> [OBJECTIVE]: Please count the lines in the listing below where the word "PratoMotors" appears. Give the number only.

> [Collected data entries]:
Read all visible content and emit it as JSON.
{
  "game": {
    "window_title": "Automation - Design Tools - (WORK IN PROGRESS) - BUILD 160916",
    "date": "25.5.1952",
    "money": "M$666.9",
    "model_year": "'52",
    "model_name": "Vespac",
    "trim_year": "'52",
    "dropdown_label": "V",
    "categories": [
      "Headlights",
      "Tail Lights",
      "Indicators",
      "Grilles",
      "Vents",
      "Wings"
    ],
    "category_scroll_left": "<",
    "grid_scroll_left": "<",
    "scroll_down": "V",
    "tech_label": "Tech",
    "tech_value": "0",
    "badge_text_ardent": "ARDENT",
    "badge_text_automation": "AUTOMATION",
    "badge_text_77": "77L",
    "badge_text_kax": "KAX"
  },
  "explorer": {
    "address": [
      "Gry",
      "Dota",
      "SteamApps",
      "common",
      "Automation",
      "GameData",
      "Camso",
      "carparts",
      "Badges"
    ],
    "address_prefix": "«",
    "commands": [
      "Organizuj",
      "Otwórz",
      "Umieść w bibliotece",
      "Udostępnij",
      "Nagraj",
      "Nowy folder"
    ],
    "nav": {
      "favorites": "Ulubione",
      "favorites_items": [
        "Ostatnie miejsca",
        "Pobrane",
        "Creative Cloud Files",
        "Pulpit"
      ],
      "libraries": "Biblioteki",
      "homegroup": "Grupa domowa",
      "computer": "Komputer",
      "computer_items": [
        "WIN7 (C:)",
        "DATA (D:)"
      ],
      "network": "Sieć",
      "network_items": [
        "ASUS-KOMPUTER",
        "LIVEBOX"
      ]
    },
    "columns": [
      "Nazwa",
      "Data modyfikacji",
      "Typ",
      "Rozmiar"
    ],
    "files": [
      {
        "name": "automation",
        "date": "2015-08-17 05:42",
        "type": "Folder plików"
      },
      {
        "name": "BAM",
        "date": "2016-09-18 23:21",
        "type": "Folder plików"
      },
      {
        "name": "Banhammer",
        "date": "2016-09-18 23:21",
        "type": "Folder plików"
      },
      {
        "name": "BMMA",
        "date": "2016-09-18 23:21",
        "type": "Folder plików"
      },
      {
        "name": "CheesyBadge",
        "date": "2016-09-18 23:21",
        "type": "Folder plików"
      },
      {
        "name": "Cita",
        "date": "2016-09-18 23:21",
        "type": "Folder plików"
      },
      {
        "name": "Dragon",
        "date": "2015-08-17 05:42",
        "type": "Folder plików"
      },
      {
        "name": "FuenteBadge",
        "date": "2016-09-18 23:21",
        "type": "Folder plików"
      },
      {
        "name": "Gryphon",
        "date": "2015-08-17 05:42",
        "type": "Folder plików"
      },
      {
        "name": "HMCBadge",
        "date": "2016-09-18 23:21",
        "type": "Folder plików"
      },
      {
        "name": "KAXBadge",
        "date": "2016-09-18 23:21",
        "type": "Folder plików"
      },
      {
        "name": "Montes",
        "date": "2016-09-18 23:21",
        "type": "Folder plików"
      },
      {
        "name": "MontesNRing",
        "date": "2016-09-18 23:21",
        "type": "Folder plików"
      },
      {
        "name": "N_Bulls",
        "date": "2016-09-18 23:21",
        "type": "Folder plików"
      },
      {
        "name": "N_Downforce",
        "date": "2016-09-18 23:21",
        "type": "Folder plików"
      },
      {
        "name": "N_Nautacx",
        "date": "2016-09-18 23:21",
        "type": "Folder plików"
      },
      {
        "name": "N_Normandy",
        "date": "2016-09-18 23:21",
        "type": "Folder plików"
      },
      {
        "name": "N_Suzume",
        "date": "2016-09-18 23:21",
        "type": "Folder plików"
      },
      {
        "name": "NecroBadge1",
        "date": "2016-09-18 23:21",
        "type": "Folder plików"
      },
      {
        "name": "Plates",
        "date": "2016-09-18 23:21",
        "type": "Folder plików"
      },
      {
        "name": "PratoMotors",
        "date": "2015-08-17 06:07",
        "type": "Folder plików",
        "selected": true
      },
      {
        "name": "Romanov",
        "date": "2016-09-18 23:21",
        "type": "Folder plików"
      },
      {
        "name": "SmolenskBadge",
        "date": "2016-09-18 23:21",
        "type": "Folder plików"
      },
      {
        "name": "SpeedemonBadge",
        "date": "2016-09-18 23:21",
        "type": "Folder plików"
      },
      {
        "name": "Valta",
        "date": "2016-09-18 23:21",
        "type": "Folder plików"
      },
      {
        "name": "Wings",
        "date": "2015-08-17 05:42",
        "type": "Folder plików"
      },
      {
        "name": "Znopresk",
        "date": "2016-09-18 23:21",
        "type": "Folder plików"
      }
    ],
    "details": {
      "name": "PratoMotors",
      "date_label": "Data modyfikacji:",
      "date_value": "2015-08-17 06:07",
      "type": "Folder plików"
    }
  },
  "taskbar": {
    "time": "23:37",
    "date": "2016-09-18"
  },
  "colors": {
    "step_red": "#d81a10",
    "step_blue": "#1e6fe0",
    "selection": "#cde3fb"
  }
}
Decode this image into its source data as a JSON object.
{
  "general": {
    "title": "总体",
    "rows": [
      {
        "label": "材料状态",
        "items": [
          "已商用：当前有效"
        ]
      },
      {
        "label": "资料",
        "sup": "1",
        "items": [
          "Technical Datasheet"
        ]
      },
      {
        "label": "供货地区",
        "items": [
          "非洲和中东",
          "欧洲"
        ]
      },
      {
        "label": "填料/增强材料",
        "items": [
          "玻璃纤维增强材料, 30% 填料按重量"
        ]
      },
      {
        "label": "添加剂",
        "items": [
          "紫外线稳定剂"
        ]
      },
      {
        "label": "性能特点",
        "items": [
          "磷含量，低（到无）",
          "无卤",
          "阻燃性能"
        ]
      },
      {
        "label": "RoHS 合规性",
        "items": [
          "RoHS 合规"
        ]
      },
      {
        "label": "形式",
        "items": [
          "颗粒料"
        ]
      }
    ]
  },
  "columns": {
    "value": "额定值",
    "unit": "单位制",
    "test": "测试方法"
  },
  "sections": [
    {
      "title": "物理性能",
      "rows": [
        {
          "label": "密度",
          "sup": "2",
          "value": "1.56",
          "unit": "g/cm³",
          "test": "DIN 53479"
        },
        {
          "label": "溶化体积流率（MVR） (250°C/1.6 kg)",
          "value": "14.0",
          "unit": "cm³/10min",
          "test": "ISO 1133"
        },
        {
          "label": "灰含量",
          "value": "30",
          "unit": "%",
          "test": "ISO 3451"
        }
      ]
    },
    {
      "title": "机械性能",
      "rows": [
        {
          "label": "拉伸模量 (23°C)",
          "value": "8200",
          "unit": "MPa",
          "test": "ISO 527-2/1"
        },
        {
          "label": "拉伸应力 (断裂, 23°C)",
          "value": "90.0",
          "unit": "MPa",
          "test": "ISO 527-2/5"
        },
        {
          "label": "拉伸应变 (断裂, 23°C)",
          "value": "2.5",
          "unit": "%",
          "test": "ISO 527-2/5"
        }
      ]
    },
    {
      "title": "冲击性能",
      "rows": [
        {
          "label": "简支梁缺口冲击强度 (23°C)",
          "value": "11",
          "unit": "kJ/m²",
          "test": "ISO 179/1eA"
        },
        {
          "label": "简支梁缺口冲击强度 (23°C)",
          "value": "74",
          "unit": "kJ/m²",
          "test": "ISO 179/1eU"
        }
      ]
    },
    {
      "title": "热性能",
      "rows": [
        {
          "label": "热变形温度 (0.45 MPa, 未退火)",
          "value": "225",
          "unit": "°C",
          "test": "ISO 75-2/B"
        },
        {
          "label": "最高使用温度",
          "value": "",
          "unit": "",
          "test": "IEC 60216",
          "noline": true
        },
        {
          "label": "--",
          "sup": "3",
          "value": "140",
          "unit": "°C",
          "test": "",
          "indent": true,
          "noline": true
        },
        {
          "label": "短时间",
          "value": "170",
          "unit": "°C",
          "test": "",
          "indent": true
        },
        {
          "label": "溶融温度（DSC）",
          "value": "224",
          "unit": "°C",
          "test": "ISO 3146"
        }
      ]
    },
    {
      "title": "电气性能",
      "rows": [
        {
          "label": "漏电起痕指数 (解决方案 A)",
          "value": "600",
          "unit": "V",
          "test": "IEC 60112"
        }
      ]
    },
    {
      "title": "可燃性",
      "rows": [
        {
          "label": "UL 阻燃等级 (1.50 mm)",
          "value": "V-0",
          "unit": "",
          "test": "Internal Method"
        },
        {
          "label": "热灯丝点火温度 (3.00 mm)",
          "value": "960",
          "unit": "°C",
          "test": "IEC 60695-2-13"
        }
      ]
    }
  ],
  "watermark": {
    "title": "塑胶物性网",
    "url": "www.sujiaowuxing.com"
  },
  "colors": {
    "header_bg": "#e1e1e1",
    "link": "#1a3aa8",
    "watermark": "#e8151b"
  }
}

> [FINAL ANSWER]: 2